→ INFORMATION GIVEN:
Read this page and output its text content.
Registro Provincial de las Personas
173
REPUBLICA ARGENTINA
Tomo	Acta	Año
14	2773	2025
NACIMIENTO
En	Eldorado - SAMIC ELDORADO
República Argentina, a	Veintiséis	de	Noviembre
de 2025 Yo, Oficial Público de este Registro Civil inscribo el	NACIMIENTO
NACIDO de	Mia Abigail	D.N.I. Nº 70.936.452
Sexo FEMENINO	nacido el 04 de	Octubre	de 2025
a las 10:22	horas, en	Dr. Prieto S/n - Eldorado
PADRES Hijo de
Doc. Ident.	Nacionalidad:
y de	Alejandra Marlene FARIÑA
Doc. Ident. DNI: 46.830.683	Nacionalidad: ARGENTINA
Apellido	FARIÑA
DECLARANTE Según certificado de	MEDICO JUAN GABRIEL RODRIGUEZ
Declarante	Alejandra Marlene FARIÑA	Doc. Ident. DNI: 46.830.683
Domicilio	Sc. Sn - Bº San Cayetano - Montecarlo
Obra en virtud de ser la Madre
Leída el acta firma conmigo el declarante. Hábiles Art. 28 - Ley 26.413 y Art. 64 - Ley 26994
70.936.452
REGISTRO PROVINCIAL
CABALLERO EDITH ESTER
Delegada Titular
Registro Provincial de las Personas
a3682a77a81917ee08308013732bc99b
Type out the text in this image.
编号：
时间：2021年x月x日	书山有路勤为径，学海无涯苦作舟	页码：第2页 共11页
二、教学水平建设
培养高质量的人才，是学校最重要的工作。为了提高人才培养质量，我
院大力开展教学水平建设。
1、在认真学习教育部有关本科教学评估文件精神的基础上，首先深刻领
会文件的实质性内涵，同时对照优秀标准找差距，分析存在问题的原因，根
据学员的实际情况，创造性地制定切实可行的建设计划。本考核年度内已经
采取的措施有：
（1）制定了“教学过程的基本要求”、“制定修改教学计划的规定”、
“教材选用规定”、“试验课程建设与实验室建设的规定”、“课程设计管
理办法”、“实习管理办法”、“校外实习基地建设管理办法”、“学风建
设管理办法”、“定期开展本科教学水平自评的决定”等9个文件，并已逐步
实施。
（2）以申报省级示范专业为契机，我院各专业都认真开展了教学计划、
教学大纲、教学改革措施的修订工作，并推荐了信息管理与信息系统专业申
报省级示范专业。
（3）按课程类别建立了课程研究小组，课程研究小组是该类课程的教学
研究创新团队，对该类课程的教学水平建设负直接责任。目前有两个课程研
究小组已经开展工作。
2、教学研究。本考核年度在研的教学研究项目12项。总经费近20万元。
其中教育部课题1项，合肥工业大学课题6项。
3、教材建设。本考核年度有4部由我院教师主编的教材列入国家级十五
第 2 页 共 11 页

→ GOAL OF THE EXERCISE: Make an exact copy of the material above.

→ TASK OUTPUT:
Read this page and output its text content.
Registro Provincial de las Personas
173
REPUBLICA ARGENTINA
Tomo	Acta	Año
14	2773	2025
NACIMIENTO
En	Eldorado - SAMIC ELDORADO
República Argentina, a	Veintiséis	de	Noviembre
de 2025 Yo, Oficial Público de este Registro Civil inscribo el	NACIMIENTO
NACIDO de	Mia Abigail	D.N.I. Nº 70.936.452
Sexo FEMENINO	nacido el 04 de	Octubre	de 2025
a las 10:22	horas, en	Dr. Prieto S/n - Eldorado
PADRES Hijo de
Doc. Ident.	Nacionalidad:
y de	Alejandra Marlene FARIÑA
Doc. Ident. DNI: 46.830.683	Nacionalidad: ARGENTINA
Apellido	FARIÑA
DECLARANTE Según certificado de	MEDICO JUAN GABRIEL RODRIGUEZ
Declarante	Alejandra Marlene FARIÑA	Doc. Ident. DNI: 46.830.683
Domicilio	Sc. Sn - Bº San Cayetano - Montecarlo
Obra en virtud de ser la Madre
Leída el acta firma conmigo el declarante. Hábiles Art. 28 - Ley 26.413 y Art. 64 - Ley 26994
70.936.452
REGISTRO PROVINCIAL
CABALLERO EDITH ESTER
Delegada Titular
Registro Provincial de las Personas
a3682a77a81917ee08308013732bc99b
Type out the text in this image.
编号：
时间：2021年x月x日	书山有路勤为径，学海无涯苦作舟	页码：第2页 共11页
二、教学水平建设
培养高质量的人才，是学校最重要的工作。为了提高人才培养质量，我
院大力开展教学水平建设。
1、在认真学习教育部有关本科教学评估文件精神的基础上，首先深刻领
会文件的实质性内涵，同时对照优秀标准找差距，分析存在问题的原因，根
据学员的实际情况，创造性地制定切实可行的建设计划。本考核年度内已经
采取的措施有：
（1）制定了“教学过程的基本要求”、“制定修改教学计划的规定”、
“教材选用规定”、“试验课程建设与实验室建设的规定”、“课程设计管
理办法”、“实习管理办法”、“校外实习基地建设管理办法”、“学风建
设管理办法”、“定期开展本科教学水平自评的决定”等9个文件，并已逐步
实施。
（2）以申报省级示范专业为契机，我院各专业都认真开展了教学计划、
教学大纲、教学改革措施的修订工作，并推荐了信息管理与信息系统专业申
报省级示范专业。
（3）按课程类别建立了课程研究小组，课程研究小组是该类课程的教学
研究创新团队，对该类课程的教学水平建设负直接责任。目前有两个课程研
究小组已经开展工作。
2、教学研究。本考核年度在研的教学研究项目12项。总经费近20万元。
其中教育部课题1项，合肥工业大学课题6项。
3、教材建设。本考核年度有4部由我院教师主编的教材列入国家级十五
第 2 页 共 11 页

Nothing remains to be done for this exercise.